= TASK DIRECTIONS =
For each line in the data below that holds "Analysis", return a copy.

-- start DATA SECTION --

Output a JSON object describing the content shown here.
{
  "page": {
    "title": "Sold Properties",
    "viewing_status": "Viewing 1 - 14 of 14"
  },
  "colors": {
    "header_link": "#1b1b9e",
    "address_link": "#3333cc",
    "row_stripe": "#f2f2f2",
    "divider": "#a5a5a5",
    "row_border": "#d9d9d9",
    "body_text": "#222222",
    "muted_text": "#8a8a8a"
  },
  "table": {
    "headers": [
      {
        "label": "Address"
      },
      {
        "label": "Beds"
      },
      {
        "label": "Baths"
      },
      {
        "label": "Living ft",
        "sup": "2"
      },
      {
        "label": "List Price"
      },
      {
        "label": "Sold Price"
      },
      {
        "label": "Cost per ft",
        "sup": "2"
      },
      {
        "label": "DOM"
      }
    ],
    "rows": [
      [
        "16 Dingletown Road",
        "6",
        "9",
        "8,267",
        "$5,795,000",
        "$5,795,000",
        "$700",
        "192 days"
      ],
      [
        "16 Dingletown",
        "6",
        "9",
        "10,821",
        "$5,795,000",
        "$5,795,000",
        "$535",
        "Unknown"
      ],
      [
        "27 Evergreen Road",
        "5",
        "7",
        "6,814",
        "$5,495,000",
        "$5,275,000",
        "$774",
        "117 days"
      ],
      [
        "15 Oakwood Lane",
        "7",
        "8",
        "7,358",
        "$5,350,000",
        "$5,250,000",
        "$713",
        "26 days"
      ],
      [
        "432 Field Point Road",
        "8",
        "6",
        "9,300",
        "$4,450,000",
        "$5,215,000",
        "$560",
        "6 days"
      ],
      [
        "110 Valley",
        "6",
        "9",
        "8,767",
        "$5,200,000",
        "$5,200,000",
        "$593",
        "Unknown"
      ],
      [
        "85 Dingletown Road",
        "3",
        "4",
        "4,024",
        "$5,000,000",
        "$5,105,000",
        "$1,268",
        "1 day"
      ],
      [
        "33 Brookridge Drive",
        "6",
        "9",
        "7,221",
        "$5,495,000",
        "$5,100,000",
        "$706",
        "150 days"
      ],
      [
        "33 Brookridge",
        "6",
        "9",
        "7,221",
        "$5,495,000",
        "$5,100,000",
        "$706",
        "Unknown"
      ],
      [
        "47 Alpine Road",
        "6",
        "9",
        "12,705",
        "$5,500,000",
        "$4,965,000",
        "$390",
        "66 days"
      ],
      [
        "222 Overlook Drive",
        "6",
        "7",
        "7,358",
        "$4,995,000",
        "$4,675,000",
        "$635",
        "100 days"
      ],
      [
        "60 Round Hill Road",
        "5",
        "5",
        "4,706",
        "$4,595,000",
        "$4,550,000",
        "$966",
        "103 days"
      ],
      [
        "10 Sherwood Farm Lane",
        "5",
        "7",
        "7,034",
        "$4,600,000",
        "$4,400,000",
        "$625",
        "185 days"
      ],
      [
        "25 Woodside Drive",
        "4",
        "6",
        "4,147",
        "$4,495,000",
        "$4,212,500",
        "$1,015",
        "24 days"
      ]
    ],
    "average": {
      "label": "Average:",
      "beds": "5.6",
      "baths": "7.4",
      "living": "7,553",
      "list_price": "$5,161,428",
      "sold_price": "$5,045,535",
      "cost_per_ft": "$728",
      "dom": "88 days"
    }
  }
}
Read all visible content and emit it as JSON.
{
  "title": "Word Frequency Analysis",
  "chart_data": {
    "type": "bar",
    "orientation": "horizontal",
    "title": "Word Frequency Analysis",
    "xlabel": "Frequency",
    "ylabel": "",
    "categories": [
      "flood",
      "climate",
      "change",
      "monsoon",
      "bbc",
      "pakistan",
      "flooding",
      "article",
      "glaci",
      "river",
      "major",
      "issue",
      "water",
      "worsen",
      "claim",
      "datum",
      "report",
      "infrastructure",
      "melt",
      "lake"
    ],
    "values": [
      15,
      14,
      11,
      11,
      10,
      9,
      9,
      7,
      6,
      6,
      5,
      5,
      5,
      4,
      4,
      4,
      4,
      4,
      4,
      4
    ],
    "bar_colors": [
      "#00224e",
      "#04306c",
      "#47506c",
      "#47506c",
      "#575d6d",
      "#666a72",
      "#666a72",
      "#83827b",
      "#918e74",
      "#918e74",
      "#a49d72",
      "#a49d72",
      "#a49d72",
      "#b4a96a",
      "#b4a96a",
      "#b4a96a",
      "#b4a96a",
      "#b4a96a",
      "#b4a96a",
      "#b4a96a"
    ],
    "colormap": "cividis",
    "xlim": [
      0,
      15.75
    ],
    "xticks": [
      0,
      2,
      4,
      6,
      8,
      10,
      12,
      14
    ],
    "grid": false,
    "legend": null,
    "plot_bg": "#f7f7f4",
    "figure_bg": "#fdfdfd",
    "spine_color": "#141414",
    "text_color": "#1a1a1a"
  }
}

-- end DATA SECTION --

= COMPLETED EXERCISE =
  "title": "Word Frequency Analysis",
    "title": "Word Frequency Analysis",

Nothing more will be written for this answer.